Return only the lines starting at the line that contains "Read this page and output its text content." and ending with the final line of the listing; include both endpoints.

— START OF THE RECORDS —

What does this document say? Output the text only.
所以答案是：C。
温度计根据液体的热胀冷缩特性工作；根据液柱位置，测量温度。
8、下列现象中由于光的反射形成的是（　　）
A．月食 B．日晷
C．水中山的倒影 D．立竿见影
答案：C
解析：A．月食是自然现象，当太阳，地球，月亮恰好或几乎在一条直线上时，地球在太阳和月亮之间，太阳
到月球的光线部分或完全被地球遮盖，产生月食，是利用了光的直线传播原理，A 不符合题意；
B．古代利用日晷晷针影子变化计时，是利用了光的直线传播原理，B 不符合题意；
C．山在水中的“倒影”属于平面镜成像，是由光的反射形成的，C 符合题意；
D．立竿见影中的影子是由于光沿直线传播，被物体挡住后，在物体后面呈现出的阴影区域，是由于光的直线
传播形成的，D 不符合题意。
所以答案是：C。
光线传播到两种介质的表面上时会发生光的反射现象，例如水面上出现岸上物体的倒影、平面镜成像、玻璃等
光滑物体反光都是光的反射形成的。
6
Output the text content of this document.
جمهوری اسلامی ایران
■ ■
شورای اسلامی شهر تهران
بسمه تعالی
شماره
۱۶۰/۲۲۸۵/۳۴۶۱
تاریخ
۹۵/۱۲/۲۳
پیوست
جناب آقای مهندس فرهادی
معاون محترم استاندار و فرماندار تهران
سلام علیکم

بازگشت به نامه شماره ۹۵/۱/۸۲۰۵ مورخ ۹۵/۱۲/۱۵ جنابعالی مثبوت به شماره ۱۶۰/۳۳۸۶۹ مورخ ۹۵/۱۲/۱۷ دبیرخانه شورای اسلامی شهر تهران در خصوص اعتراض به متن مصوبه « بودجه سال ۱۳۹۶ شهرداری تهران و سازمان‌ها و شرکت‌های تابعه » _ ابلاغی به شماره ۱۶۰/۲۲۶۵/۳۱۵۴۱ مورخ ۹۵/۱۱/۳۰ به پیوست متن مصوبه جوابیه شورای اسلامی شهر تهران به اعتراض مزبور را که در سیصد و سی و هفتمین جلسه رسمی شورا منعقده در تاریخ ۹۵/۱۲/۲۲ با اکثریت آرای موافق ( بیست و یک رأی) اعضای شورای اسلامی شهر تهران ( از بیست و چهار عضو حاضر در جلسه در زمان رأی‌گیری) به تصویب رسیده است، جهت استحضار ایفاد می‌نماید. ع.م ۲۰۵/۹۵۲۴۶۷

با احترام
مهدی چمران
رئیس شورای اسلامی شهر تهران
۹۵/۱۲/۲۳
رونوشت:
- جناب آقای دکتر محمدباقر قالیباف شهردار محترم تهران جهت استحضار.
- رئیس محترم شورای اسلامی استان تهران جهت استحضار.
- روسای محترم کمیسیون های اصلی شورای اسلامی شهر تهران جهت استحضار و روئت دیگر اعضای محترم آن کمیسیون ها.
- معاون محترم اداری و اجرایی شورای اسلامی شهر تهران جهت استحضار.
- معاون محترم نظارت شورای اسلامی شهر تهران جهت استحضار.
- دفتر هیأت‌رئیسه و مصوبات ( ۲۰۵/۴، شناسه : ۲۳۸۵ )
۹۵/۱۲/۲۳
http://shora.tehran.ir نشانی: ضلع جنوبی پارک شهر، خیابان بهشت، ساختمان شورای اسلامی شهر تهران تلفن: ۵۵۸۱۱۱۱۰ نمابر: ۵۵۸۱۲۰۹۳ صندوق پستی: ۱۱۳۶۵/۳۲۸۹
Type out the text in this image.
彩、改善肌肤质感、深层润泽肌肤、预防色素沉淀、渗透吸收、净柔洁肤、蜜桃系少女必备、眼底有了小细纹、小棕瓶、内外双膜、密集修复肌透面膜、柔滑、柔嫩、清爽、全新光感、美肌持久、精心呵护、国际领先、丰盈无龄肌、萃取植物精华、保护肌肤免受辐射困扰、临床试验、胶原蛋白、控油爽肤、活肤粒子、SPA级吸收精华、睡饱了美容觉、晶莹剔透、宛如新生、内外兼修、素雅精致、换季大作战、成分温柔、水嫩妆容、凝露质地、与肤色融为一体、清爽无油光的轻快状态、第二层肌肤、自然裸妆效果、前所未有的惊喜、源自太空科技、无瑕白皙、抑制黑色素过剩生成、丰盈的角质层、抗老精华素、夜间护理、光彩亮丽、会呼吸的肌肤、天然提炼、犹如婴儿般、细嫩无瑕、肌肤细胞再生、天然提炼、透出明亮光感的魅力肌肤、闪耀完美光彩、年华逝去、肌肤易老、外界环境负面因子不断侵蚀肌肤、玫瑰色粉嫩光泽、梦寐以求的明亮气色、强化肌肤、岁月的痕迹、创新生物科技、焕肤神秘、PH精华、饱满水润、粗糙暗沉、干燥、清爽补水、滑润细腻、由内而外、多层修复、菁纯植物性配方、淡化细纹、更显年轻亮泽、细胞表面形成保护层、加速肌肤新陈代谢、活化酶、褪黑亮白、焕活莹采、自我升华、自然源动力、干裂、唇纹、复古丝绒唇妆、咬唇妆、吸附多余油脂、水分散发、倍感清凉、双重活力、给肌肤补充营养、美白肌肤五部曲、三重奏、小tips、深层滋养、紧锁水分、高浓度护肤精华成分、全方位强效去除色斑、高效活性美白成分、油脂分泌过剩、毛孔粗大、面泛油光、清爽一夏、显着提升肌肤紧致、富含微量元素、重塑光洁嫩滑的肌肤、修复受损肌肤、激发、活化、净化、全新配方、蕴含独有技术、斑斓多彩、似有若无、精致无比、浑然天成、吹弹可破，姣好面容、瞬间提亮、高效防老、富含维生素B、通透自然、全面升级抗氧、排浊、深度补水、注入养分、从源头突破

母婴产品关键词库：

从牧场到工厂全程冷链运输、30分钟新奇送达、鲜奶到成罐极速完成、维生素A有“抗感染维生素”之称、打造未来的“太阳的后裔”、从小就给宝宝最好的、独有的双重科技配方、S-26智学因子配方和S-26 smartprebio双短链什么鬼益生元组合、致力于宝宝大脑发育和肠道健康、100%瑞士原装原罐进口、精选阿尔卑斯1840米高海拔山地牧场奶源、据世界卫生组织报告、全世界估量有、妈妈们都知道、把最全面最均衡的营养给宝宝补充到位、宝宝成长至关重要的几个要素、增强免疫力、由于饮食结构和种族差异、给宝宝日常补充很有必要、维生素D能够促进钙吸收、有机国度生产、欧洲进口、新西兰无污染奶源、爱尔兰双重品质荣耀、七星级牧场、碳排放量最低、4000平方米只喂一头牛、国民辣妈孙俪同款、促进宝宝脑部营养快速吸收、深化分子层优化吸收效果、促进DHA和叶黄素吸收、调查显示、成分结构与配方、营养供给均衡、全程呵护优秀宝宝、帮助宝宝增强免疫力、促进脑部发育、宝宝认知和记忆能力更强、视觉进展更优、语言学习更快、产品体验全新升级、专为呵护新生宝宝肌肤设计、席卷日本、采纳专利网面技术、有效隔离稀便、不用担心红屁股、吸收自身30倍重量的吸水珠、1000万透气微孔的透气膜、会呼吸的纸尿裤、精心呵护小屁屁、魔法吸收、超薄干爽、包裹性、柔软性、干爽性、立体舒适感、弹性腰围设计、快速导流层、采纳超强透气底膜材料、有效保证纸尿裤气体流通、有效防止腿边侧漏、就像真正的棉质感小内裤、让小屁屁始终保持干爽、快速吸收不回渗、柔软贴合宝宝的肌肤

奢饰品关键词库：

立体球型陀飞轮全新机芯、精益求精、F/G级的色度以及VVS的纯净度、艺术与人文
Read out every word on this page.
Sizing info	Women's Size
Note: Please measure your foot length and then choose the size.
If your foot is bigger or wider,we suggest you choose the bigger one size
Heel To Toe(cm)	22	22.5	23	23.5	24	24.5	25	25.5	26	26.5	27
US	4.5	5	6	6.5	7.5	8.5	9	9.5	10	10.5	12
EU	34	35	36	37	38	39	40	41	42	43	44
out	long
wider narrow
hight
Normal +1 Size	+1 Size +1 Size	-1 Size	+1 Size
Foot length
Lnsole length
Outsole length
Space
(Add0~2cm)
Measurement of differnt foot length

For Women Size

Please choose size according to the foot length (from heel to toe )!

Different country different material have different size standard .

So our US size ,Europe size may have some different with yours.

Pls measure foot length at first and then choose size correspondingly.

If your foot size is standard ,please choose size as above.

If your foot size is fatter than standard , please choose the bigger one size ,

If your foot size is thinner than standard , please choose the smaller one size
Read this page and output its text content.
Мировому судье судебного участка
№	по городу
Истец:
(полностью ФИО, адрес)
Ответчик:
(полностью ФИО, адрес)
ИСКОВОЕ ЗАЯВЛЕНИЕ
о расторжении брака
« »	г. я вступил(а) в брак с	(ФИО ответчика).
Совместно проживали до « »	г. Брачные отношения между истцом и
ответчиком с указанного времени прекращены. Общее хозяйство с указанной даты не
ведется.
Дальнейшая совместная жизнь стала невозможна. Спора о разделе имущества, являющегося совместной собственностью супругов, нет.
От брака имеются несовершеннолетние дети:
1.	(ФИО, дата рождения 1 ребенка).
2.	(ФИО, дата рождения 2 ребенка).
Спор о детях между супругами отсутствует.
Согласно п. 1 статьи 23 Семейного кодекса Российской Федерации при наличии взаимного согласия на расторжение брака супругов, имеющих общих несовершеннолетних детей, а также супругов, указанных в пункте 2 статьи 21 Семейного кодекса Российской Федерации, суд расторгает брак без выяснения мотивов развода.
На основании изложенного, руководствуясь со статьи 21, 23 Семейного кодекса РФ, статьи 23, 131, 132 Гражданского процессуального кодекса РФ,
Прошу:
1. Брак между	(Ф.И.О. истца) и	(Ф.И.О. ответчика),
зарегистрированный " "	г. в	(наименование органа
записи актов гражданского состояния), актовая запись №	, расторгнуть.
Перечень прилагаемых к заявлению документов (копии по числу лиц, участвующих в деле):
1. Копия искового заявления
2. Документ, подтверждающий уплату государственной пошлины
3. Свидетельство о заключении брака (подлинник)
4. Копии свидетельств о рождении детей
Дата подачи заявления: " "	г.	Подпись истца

— END OF THE RECORDS —

(THE COMPLETED TASK):
Read this page and output its text content.
Мировому судье судебного участка
№	по городу
Истец:
(полностью ФИО, адрес)
Ответчик:
(полностью ФИО, адрес)
ИСКОВОЕ ЗАЯВЛЕНИЕ
о расторжении брака
« »	г. я вступил(а) в брак с	(ФИО ответчика).
Совместно проживали до « »	г. Брачные отношения между истцом и
ответчиком с указанного времени прекращены. Общее хозяйство с указанной даты не
ведется.
Дальнейшая совместная жизнь стала невозможна. Спора о разделе имущества, являющегося совместной собственностью супругов, нет.
От брака имеются несовершеннолетние дети:
1.	(ФИО, дата рождения 1 ребенка).
2.	(ФИО, дата рождения 2 ребенка).
Спор о детях между супругами отсутствует.
Согласно п. 1 статьи 23 Семейного кодекса Российской Федерации при наличии взаимного согласия на расторжение брака супругов, имеющих общих несовершеннолетних детей, а также супругов, указанных в пункте 2 статьи 21 Семейного кодекса Российской Федерации, суд расторгает брак без выяснения мотивов развода.
На основании изложенного, руководствуясь со статьи 21, 23 Семейного кодекса РФ, статьи 23, 131, 132 Гражданского процессуального кодекса РФ,
Прошу:
1. Брак между	(Ф.И.О. истца) и	(Ф.И.О. ответчика),
зарегистрированный " "	г. в	(наименование органа
записи актов гражданского состояния), актовая запись №	, расторгнуть.
Перечень прилагаемых к заявлению документов (копии по числу лиц, участвующих в деле):
1. Копия искового заявления
2. Документ, подтверждающий уплату государственной пошлины
3. Свидетельство о заключении брака (подлинник)
4. Копии свидетельств о рождении детей
Дата подачи заявления: " "	г.	Подпись истца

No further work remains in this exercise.